Written problem. Reproduce the lines from the one containing "Give bounding boxes" through the one containing "countdown-minutes-label: Minutos [972,575,1016,593]", including both of those lines, and omit the pictures from your copy.

Records provided.
++++++++++++++++++++

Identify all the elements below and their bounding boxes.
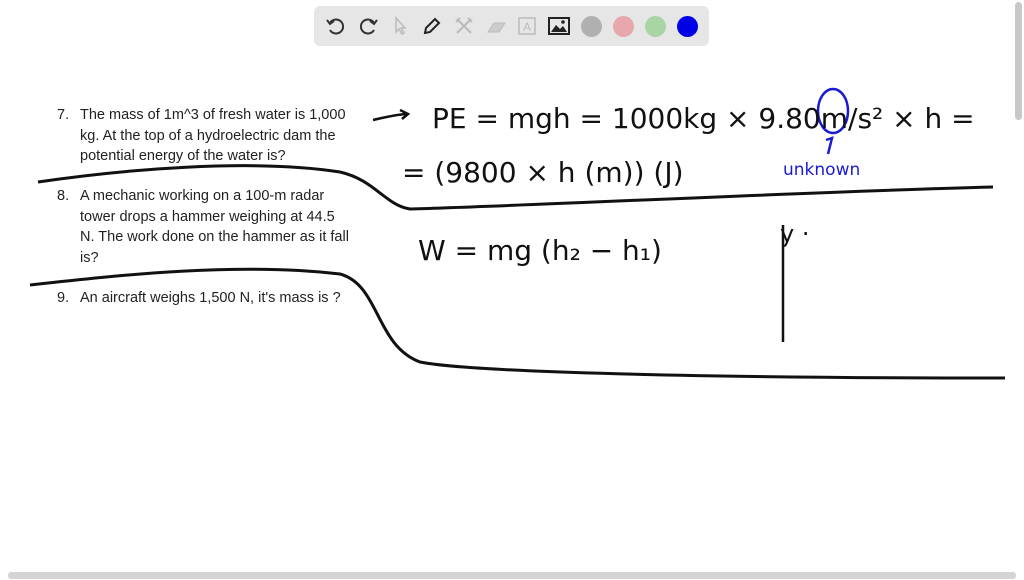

++++++++++++++++++++

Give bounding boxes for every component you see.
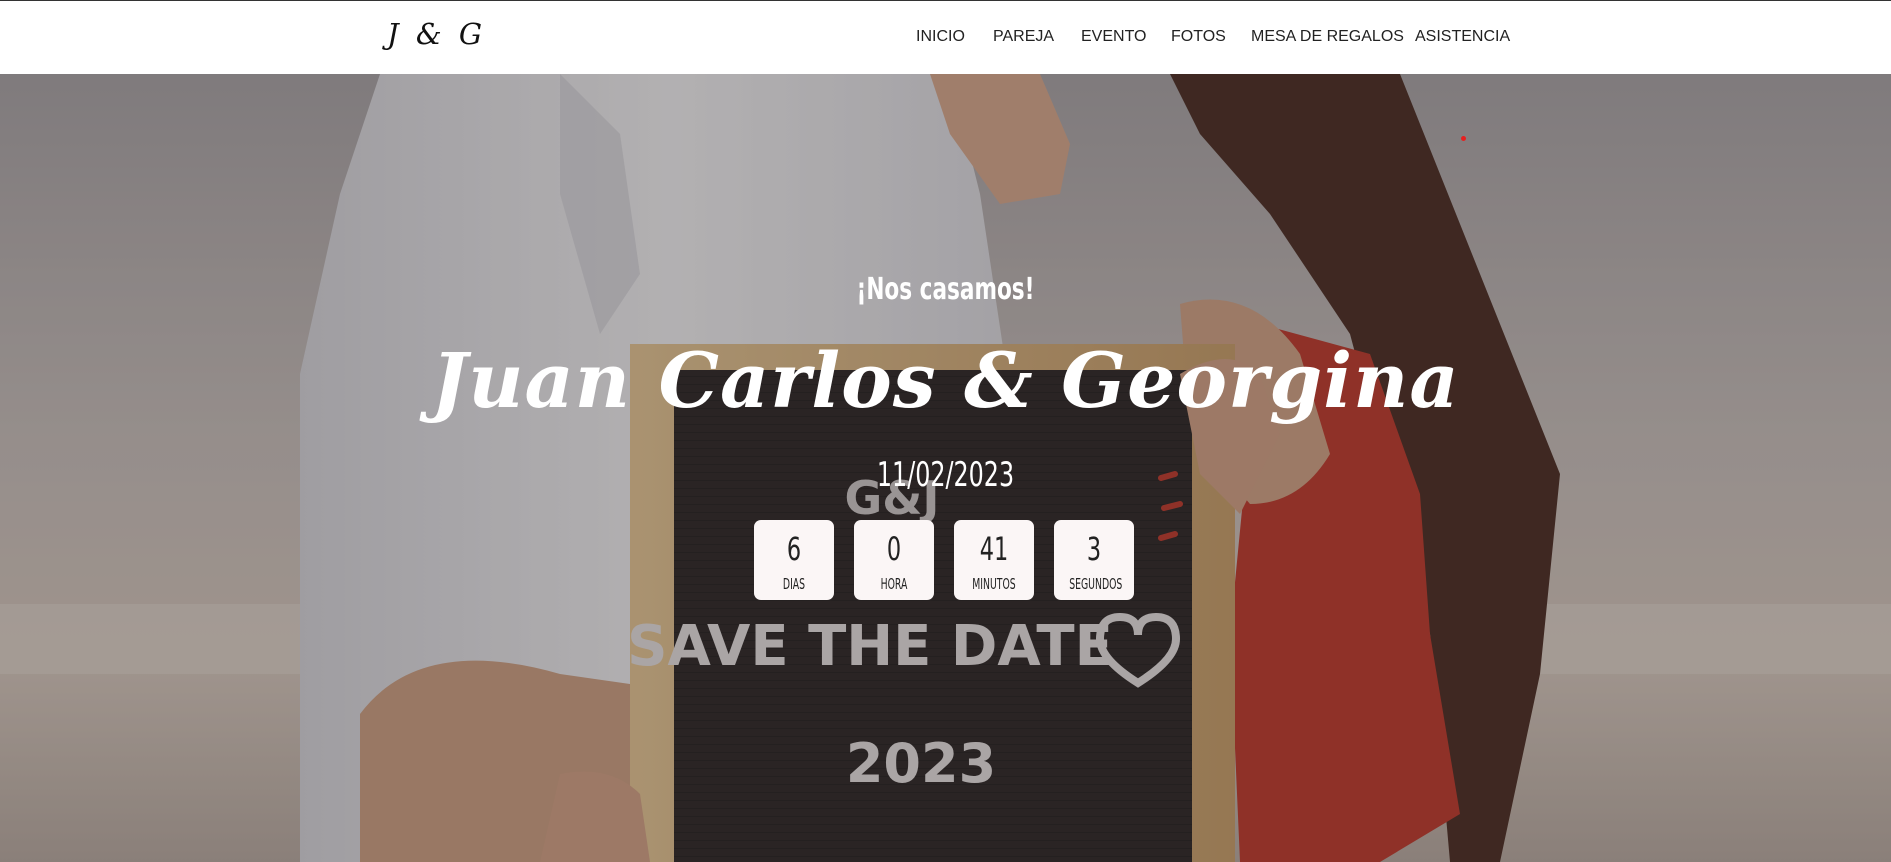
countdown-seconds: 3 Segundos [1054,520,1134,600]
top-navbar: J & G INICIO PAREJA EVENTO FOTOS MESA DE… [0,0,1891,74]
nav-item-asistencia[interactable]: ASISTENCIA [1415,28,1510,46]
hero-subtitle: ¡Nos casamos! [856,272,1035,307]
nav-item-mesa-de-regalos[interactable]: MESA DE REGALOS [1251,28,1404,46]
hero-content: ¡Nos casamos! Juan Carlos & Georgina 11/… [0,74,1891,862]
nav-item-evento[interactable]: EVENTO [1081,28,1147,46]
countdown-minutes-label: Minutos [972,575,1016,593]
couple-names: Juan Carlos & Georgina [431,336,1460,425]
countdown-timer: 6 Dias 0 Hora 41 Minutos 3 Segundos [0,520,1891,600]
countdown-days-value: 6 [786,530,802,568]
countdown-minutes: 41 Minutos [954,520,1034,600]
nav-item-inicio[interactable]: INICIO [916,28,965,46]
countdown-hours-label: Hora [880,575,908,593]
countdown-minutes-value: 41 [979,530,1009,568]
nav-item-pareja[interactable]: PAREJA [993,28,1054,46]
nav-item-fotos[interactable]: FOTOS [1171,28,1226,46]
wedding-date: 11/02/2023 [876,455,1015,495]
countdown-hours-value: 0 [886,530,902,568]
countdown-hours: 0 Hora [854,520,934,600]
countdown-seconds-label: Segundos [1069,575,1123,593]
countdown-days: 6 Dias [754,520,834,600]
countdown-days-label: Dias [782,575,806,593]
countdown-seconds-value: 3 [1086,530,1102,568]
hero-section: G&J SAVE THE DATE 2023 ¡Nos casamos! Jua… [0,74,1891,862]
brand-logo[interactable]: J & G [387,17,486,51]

++++++++++++++++++++

Final answer.
Give bounding boxes for every component you see.
countdown-seconds: 3 Segundos [1054,520,1134,600]
top-navbar: J & G INICIO PAREJA EVENTO FOTOS MESA DE… [0,0,1891,74]
nav-item-asistencia[interactable]: ASISTENCIA [1415,28,1510,46]
hero-subtitle: ¡Nos casamos! [856,272,1035,307]
nav-item-mesa-de-regalos[interactable]: MESA DE REGALOS [1251,28,1404,46]
hero-content: ¡Nos casamos! Juan Carlos & Georgina 11/… [0,74,1891,862]
nav-item-evento[interactable]: EVENTO [1081,28,1147,46]
countdown-minutes-label: Minutos [972,575,1016,593]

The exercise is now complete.